[EXERCISE AIM]: Copy out each line that includes the word "samica".

— Begin —

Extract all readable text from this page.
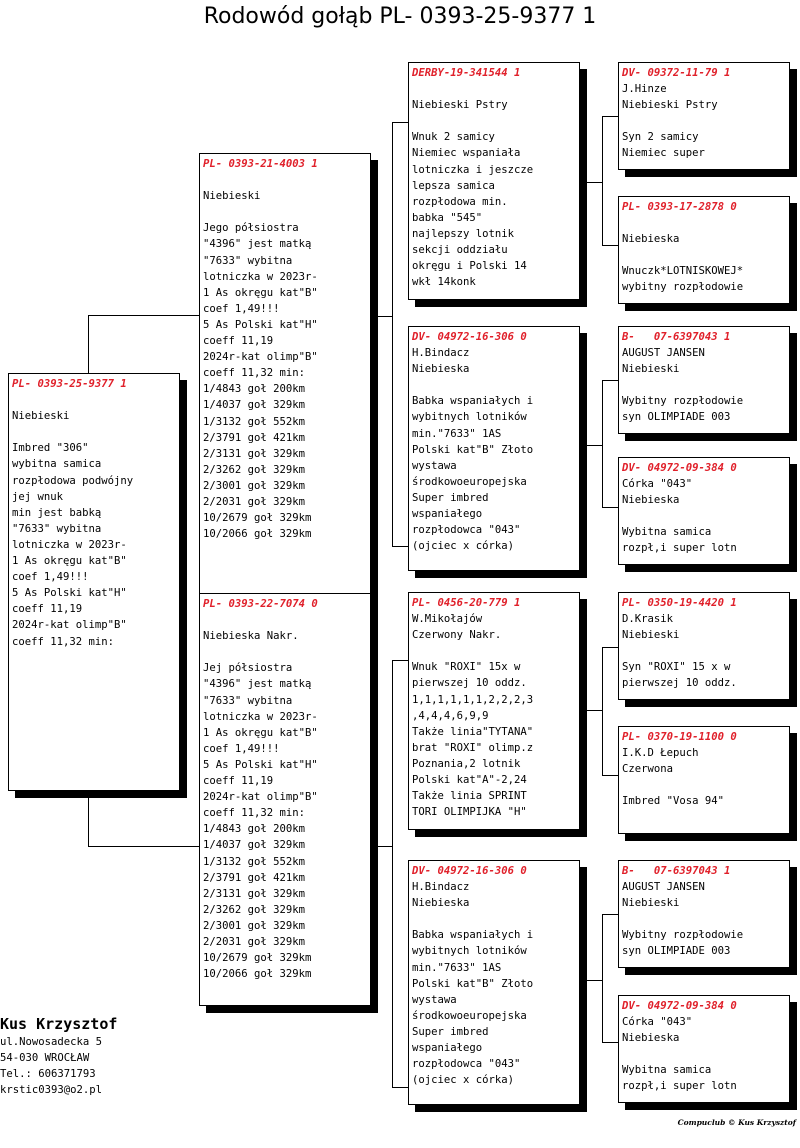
Rodowód gołąb PL- 0393-25-9377 1
PL- 0393-25-9377 1

Niebieski

Imbred "306"
wybitna samica
rozpłodowa podwójny
jej wnuk
min jest babką
"7633" wybitna
lotniczka w 2023r-
1 As okręgu kat"B"
coef 1,49!!!
5 As Polski kat"H"
coeff 11,19
2024r-kat olimp"B"
coeff 11,32 min:
PL- 0393-21-4003 1

Niebieski

Jego półsiostra
"4396" jest matką
"7633" wybitna
lotniczka w 2023r-
1 As okręgu kat"B"
coef 1,49!!!
5 As Polski kat"H"
coeff 11,19
2024r-kat olimp"B"
coeff 11,32 min:
1/4843 goł 200km
1/4037 goł 329km
1/3132 goł 552km
2/3791 goł 421km
2/3131 goł 329km
2/3262 goł 329km
2/3001 goł 329km
2/2031 goł 329km
10/2679 goł 329km
10/2066 goł 329km
PL- 0393-22-7074 0

Niebieska Nakr.

Jej półsiostra
"4396" jest matką
"7633" wybitna
lotniczka w 2023r-
1 As okręgu kat"B"
coef 1,49!!!
5 As Polski kat"H"
coeff 11,19
2024r-kat olimp"B"
coeff 11,32 min:
1/4843 goł 200km
1/4037 goł 329km
1/3132 goł 552km
2/3791 goł 421km
2/3131 goł 329km
2/3262 goł 329km
2/3001 goł 329km
2/2031 goł 329km
10/2679 goł 329km
10/2066 goł 329km
DERBY-19-341544 1

Niebieski Pstry

Wnuk 2 samicy
Niemiec wspaniała
lotniczka i jeszcze
lepsza samica
rozpłodowa min.
babka "545"
najlepszy lotnik
sekcji oddziału
okręgu i Polski 14
wkł 14konk
DV- 04972-16-306 0
H.Bindacz
Niebieska

Babka wspaniałych i
wybitnych lotników
min."7633" 1AS
Polski kat"B" Złoto
wystawa
środkowoeuropejska
Super imbred
wspaniałego
rozpłodowca "043"
(ojciec x córka)
PL- 0456-20-779 1
W.Mikołajów
Czerwony Nakr.

Wnuk "ROXI" 15x w
pierwszej 10 oddz.
1,1,1,1,1,1,2,2,2,3
,4,4,4,6,9,9
Także linia"TYTANA"
brat "ROXI" olimp.z
Poznania,2 lotnik
Polski kat"A"-2,24
Także linia SPRINT
TORI OLIMPIJKA "H"
DV- 04972-16-306 0
H.Bindacz
Niebieska

Babka wspaniałych i
wybitnych lotników
min."7633" 1AS
Polski kat"B" Złoto
wystawa
środkowoeuropejska
Super imbred
wspaniałego
rozpłodowca "043"
(ojciec x córka)
DV- 09372-11-79 1
J.Hinze
Niebieski Pstry

Syn 2 samicy
Niemiec super
PL- 0393-17-2878 0

Niebieska

Wnuczk*LOTNISKOWEJ*
wybitny rozpłodowie
B-   07-6397043 1
AUGUST JANSEN
Niebieski

Wybitny rozpłodowie
syn OLIMPIADE 003
DV- 04972-09-384 0
Córka "043"
Niebieska

Wybitna samica
rozpł,i super lotn
PL- 0350-19-4420 1
D.Krasik
Niebieski

Syn "ROXI" 15 x w
pierwszej 10 oddz.
PL- 0370-19-1100 0
I.K.D Łepuch
Czerwona

Imbred "Vosa 94"
B-   07-6397043 1
AUGUST JANSEN
Niebieski

Wybitny rozpłodowie
syn OLIMPIADE 003
DV- 04972-09-384 0
Córka "043"
Niebieska

Wybitna samica
rozpł,i super lotn
Kus Krzysztof
ul.Nowosadecka 5
54-030 WROCŁAW
Tel.: 606371793
krstic0393@o2.pl
Compuclub © Kus Krzysztof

— End —

[SOLUTION FOR THIS PROBLEM]:
wybitna samica
lepsza samica
Wybitna samica
Wybitna samica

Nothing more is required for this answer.